▶ **WHAT THIS TASK INVOLVES**
Verbatim output of all the material below is required.

▶ **THE RECORDS**
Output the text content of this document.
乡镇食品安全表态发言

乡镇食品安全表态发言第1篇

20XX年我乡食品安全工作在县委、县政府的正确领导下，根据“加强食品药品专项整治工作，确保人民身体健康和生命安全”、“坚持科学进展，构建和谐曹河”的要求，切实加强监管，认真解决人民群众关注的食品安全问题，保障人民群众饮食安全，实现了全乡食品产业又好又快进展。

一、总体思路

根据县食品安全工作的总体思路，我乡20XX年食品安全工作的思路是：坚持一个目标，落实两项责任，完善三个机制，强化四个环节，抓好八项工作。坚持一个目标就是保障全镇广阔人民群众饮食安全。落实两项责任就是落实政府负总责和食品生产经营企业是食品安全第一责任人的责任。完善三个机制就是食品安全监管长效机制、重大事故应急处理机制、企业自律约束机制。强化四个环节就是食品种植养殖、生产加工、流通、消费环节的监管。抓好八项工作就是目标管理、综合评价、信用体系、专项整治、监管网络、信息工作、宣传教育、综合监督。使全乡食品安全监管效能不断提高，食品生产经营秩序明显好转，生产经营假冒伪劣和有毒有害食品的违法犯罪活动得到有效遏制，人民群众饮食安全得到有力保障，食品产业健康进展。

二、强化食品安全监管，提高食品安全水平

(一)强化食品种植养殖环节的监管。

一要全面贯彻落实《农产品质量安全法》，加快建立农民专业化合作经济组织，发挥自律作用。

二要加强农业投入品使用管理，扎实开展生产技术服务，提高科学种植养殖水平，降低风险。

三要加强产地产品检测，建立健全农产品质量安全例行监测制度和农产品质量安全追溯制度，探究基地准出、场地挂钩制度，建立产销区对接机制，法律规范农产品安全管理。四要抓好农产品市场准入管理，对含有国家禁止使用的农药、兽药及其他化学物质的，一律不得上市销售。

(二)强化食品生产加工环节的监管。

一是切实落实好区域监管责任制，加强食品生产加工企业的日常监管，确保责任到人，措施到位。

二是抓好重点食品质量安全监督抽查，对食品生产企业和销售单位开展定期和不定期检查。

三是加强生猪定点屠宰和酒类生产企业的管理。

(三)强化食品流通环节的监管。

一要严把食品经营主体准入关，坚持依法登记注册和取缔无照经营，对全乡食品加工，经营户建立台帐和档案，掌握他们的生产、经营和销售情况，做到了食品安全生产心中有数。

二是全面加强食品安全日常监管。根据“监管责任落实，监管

▶ **RESPONSE**
Output the text content of this document.
乡镇食品安全表态发言

乡镇食品安全表态发言第1篇

20XX年我乡食品安全工作在县委、县政府的正确领导下，根据“加强食品药品专项整治工作，确保人民身体健康和生命安全”、“坚持科学进展，构建和谐曹河”的要求，切实加强监管，认真解决人民群众关注的食品安全问题，保障人民群众饮食安全，实现了全乡食品产业又好又快进展。

一、总体思路

根据县食品安全工作的总体思路，我乡20XX年食品安全工作的思路是：坚持一个目标，落实两项责任，完善三个机制，强化四个环节，抓好八项工作。坚持一个目标就是保障全镇广阔人民群众饮食安全。落实两项责任就是落实政府负总责和食品生产经营企业是食品安全第一责任人的责任。完善三个机制就是食品安全监管长效机制、重大事故应急处理机制、企业自律约束机制。强化四个环节就是食品种植养殖、生产加工、流通、消费环节的监管。抓好八项工作就是目标管理、综合评价、信用体系、专项整治、监管网络、信息工作、宣传教育、综合监督。使全乡食品安全监管效能不断提高，食品生产经营秩序明显好转，生产经营假冒伪劣和有毒有害食品的违法犯罪活动得到有效遏制，人民群众饮食安全得到有力保障，食品产业健康进展。

二、强化食品安全监管，提高食品安全水平

(一)强化食品种植养殖环节的监管。

一要全面贯彻落实《农产品质量安全法》，加快建立农民专业化合作经济组织，发挥自律作用。

二要加强农业投入品使用管理，扎实开展生产技术服务，提高科学种植养殖水平，降低风险。

三要加强产地产品检测，建立健全农产品质量安全例行监测制度和农产品质量安全追溯制度，探究基地准出、场地挂钩制度，建立产销区对接机制，法律规范农产品安全管理。四要抓好农产品市场准入管理，对含有国家禁止使用的农药、兽药及其他化学物质的，一律不得上市销售。

(二)强化食品生产加工环节的监管。

一是切实落实好区域监管责任制，加强食品生产加工企业的日常监管，确保责任到人，措施到位。

二是抓好重点食品质量安全监督抽查，对食品生产企业和销售单位开展定期和不定期检查。

三是加强生猪定点屠宰和酒类生产企业的管理。

(三)强化食品流通环节的监管。

一要严把食品经营主体准入关，坚持依法登记注册和取缔无照经营，对全乡食品加工，经营户建立台帐和档案，掌握他们的生产、经营和销售情况，做到了食品安全生产心中有数。

二是全面加强食品安全日常监管。根据“监管责任落实，监管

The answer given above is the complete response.